Search the listing below for the string "Adobe" and show each line that contains it.
## BEGIN SUPPLIED RECORDS
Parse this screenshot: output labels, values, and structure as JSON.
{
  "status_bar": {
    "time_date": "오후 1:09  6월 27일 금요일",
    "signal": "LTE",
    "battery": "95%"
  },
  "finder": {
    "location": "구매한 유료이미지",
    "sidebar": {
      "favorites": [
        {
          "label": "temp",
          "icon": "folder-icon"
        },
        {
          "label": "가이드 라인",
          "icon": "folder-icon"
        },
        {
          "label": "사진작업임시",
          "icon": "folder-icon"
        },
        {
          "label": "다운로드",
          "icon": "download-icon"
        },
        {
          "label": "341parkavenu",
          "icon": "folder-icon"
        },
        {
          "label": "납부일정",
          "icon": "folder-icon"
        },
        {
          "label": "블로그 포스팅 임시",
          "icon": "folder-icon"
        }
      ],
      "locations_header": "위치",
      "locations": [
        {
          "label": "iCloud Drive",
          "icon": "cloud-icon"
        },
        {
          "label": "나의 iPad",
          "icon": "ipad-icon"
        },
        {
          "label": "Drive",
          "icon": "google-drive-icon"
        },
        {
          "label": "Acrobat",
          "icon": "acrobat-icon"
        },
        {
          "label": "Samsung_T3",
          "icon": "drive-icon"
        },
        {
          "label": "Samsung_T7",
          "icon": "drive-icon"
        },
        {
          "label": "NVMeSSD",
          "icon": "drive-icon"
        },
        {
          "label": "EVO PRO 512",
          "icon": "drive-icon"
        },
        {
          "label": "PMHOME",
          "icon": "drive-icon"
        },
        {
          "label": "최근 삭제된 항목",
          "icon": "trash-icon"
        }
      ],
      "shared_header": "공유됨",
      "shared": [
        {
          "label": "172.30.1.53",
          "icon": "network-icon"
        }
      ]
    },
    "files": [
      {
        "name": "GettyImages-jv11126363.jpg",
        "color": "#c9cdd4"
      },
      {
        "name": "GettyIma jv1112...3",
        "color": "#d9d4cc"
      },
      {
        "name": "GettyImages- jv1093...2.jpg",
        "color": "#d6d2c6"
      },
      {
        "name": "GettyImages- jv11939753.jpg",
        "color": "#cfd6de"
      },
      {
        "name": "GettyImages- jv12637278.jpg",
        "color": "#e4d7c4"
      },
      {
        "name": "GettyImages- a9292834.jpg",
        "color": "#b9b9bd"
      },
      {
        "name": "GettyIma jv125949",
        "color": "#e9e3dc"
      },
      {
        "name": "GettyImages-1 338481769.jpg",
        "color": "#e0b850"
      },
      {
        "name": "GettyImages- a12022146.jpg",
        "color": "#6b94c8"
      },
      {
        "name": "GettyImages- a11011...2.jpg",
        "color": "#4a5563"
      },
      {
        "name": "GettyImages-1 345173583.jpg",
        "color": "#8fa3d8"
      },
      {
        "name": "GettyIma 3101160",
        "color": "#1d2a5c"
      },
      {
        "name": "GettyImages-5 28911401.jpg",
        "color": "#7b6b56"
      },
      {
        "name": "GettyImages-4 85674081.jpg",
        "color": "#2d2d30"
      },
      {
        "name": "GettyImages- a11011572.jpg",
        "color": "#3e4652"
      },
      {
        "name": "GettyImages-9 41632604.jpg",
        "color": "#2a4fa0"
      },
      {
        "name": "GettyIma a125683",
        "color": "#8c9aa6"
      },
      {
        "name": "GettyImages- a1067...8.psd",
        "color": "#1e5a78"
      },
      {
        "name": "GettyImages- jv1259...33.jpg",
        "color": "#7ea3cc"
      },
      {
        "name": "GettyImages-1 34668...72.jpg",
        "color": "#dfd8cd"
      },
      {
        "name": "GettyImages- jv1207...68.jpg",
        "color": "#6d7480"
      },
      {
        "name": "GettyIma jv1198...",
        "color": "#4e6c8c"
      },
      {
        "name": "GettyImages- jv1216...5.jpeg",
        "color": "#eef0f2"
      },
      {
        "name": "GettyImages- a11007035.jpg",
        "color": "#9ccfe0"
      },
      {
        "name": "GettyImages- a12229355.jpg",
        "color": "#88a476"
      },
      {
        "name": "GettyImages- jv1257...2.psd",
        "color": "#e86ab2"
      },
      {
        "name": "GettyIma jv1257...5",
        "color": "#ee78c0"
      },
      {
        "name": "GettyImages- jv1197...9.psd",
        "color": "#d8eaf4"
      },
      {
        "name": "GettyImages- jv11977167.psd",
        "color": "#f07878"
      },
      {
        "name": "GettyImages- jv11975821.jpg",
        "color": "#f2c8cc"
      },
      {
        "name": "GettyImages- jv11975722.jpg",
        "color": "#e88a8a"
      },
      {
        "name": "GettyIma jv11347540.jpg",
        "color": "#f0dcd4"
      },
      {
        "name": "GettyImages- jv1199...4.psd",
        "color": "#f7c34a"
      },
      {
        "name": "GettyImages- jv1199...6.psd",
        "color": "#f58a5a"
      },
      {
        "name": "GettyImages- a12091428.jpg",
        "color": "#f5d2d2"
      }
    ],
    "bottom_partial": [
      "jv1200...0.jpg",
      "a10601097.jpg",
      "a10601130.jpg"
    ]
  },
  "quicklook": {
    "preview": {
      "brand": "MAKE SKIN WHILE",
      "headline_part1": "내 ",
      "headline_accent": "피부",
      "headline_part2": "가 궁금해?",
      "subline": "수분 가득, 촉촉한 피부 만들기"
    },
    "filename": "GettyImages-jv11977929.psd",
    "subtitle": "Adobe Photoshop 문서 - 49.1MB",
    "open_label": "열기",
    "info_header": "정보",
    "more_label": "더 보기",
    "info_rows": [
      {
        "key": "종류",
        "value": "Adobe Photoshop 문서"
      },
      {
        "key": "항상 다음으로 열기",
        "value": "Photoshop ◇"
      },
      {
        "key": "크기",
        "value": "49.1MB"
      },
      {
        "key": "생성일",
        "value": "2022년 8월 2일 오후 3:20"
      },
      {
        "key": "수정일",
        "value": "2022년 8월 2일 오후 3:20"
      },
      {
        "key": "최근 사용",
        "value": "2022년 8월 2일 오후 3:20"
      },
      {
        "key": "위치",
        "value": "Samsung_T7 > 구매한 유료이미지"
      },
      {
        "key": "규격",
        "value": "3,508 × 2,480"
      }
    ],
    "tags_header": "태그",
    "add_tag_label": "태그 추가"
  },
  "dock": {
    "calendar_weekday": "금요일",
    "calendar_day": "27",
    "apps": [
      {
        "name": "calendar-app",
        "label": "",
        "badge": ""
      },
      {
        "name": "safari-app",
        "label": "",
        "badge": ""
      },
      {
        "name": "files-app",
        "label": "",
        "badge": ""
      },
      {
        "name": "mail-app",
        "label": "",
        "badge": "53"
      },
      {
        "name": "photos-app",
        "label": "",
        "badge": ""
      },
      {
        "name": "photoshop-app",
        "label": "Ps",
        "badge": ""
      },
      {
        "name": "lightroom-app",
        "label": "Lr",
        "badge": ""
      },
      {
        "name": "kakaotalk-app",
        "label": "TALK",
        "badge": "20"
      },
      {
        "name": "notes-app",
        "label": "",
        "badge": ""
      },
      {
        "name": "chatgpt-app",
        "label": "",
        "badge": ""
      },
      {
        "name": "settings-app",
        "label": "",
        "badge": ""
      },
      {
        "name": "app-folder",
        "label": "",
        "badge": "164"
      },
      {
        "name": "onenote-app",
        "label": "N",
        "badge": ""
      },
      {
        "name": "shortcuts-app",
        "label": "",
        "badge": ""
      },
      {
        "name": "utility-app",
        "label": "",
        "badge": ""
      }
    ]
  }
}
## END SUPPLIED RECORDS
EXERCISE ANSWER:
    "subtitle": "Adobe Photoshop 문서 - 49.1MB",
        "value": "Adobe Photoshop 문서"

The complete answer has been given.